▸ DIRECTIONS: Identify every line in the records below that contains the string "title", and copy each of those lines in full.

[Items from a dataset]
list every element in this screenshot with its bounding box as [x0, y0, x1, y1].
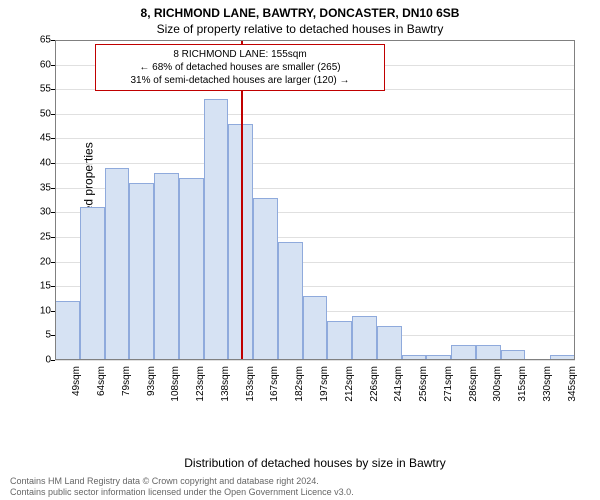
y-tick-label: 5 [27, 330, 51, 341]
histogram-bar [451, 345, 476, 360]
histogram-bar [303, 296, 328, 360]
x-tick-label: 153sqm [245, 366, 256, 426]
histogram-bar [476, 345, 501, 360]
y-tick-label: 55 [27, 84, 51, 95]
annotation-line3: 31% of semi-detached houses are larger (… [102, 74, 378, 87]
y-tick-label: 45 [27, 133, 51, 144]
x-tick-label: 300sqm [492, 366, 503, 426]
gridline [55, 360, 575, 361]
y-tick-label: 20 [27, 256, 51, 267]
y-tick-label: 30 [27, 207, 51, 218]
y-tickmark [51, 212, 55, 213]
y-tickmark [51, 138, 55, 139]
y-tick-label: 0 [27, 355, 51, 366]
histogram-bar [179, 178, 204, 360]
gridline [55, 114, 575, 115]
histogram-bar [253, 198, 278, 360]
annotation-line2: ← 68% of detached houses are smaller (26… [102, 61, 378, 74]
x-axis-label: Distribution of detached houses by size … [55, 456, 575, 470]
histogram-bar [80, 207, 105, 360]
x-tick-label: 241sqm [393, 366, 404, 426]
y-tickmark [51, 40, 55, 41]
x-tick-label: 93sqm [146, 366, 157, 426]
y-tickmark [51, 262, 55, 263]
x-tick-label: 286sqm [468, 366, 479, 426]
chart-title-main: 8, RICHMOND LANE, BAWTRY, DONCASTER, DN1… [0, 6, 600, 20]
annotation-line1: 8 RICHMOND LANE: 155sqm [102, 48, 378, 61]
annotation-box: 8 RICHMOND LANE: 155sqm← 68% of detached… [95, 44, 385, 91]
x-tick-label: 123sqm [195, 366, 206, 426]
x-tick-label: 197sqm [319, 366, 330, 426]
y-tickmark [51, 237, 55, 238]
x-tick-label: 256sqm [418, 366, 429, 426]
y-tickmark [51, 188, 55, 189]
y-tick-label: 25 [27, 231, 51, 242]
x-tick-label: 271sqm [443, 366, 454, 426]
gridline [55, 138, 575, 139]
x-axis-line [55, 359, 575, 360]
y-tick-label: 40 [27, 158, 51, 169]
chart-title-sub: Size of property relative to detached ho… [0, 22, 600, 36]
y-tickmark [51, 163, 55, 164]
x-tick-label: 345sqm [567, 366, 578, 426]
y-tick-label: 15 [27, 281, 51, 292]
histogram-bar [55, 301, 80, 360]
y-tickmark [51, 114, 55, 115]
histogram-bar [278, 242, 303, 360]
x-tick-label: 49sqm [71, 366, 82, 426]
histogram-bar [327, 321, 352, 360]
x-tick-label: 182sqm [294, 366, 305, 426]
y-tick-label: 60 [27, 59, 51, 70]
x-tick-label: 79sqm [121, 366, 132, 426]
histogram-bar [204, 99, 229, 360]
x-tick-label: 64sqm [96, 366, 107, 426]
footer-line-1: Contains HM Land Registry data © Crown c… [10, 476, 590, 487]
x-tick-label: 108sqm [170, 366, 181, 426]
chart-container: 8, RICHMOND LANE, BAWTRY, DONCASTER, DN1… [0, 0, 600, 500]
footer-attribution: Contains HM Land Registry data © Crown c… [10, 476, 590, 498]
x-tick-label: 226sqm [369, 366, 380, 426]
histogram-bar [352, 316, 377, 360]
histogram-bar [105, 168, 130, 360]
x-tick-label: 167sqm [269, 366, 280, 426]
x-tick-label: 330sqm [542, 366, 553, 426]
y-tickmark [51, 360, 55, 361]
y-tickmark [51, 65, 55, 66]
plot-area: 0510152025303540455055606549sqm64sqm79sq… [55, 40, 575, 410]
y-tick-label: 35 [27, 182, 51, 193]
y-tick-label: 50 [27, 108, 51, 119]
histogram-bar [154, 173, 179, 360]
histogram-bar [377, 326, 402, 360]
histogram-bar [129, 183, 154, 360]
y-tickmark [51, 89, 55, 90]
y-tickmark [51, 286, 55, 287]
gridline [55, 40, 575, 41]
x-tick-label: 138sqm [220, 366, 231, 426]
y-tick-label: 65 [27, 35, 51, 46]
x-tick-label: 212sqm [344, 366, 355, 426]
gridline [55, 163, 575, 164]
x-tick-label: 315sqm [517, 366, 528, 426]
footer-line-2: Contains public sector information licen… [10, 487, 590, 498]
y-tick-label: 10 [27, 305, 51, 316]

▸ WRITTEN REPLY:
chart-title-main: 8, RICHMOND LANE, BAWTRY, DONCASTER, DN1… [0, 6, 600, 20]
chart-title-sub: Size of property relative to detached ho… [0, 22, 600, 36]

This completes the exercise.